In the listing below, find every line containing "以防止杂菌污染" and copy it out.

════════════════════

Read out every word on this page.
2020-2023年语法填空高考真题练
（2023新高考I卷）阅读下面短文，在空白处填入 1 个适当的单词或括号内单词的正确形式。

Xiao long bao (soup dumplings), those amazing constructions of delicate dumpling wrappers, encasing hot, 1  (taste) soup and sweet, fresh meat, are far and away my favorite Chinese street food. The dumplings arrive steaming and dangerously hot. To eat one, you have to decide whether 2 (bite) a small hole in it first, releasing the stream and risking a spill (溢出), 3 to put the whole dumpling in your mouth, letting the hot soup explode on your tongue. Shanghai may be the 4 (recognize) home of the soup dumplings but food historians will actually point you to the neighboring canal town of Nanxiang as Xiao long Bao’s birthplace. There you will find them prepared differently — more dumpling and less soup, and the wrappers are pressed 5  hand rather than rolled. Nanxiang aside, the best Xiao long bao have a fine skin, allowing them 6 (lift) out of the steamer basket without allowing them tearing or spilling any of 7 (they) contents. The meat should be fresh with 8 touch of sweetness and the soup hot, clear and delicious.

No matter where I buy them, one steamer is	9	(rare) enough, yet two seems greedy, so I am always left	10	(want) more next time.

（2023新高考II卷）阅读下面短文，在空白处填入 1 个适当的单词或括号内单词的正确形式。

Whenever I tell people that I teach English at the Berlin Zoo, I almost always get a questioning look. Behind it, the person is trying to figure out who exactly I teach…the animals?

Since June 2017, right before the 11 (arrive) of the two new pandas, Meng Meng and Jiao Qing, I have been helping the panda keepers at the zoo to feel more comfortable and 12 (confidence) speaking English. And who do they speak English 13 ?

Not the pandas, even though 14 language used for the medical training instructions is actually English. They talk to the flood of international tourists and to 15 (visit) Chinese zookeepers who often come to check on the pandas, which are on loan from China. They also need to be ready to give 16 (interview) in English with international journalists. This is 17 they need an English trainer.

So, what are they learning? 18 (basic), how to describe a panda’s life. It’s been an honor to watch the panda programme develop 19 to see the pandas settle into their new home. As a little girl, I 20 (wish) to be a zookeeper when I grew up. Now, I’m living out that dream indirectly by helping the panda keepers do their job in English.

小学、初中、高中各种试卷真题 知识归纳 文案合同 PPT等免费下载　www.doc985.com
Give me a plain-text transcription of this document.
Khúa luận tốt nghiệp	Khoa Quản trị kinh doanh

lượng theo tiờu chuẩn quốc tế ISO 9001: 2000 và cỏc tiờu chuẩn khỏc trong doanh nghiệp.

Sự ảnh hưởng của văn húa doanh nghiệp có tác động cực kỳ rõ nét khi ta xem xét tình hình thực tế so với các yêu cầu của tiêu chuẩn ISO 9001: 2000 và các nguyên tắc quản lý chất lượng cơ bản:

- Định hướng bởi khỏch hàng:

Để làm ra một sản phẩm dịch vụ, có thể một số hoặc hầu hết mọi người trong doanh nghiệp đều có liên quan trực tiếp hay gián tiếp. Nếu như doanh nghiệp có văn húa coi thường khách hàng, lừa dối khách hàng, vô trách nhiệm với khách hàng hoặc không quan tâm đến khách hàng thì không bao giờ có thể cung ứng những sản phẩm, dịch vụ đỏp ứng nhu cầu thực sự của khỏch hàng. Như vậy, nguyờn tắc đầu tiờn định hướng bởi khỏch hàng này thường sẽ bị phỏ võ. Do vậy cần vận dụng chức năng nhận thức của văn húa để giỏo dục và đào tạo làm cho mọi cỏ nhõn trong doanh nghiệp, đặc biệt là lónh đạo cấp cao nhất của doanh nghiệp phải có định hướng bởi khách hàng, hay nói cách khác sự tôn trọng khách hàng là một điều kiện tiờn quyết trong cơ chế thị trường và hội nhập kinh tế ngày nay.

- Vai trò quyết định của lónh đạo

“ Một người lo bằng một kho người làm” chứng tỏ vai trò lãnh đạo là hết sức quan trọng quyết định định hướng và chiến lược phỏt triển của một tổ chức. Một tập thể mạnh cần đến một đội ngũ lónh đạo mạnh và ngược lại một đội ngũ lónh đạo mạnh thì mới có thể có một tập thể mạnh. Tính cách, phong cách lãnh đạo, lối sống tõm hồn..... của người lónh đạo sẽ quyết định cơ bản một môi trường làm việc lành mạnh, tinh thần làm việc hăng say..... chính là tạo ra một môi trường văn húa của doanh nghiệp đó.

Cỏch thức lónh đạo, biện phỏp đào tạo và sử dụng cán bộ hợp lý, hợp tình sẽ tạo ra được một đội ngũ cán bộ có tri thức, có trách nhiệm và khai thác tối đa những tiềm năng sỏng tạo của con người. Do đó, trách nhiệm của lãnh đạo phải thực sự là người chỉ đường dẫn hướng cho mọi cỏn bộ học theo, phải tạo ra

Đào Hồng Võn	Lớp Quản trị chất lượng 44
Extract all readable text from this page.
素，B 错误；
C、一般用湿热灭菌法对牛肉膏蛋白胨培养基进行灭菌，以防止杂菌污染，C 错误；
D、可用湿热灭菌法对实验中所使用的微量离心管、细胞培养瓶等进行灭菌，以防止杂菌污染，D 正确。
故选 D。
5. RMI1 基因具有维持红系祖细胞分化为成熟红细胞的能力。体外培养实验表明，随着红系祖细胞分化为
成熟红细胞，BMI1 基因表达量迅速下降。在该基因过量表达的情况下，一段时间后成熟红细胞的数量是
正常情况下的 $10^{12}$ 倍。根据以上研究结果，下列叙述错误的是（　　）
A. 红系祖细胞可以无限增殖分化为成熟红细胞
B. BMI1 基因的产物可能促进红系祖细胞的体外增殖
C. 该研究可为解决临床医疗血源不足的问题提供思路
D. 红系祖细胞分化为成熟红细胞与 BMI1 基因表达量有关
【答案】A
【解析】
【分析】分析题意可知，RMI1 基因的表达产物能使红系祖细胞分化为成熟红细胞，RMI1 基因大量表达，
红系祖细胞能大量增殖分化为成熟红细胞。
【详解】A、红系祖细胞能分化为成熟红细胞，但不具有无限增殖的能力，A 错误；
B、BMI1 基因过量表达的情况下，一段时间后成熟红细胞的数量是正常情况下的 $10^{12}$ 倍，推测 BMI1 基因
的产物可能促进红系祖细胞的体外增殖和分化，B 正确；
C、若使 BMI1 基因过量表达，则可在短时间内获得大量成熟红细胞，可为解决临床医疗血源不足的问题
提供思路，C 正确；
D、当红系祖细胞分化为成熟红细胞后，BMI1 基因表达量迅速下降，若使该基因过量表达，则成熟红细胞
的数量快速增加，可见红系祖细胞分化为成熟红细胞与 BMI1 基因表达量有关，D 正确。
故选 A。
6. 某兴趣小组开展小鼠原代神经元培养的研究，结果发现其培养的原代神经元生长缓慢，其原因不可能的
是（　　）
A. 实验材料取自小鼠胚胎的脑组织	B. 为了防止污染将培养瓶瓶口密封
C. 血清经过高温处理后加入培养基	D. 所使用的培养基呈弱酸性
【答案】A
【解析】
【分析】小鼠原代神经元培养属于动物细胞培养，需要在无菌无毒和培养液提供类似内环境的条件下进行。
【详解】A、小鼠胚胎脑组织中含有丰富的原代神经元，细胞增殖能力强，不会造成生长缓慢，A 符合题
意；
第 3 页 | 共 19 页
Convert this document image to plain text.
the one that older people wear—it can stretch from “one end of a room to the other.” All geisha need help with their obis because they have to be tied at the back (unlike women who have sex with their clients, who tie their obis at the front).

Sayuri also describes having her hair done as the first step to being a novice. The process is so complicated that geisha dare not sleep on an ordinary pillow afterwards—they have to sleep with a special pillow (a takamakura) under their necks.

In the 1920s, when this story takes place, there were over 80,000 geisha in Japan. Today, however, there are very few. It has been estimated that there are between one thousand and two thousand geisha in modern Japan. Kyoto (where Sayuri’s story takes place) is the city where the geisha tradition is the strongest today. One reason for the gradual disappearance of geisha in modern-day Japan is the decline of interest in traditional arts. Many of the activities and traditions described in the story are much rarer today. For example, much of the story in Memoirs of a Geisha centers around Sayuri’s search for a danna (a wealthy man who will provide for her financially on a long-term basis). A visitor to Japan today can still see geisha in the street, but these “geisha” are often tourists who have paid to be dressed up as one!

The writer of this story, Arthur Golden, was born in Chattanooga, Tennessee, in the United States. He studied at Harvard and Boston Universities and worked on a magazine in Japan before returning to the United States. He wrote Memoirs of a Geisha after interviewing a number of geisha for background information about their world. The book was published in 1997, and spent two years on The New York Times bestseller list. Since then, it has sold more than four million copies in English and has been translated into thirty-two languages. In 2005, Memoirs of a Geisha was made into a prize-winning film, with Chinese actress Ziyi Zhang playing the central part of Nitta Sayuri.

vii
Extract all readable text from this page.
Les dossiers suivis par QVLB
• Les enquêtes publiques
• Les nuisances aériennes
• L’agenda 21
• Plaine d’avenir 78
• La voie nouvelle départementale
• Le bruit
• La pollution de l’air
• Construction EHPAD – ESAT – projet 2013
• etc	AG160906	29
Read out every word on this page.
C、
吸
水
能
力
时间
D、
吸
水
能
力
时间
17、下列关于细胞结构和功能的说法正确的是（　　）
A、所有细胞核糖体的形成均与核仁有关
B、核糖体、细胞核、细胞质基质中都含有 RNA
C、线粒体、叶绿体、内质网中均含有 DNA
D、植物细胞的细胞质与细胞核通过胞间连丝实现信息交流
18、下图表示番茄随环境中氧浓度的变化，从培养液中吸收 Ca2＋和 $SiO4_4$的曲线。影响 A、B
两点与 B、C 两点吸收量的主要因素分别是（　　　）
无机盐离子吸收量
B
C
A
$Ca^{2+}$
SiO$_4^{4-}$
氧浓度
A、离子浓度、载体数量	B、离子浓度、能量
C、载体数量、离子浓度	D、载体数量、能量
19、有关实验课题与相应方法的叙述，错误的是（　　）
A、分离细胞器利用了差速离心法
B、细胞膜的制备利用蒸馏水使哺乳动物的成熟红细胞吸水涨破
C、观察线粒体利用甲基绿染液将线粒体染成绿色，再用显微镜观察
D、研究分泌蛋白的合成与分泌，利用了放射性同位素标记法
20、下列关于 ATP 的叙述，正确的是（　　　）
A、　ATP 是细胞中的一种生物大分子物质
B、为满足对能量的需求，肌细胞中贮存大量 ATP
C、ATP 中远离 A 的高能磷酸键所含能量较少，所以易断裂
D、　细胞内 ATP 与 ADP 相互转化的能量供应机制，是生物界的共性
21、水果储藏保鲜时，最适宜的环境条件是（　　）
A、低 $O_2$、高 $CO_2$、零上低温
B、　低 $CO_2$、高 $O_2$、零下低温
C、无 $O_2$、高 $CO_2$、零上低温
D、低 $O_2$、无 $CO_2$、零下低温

════════════════════

▶ Final result:
C、一般用湿热灭菌法对牛肉膏蛋白胨培养基进行灭菌，以防止杂菌污染，C 错误；
D、可用湿热灭菌法对实验中所使用的微量离心管、细胞培养瓶等进行灭菌，以防止杂菌污染，D 正确。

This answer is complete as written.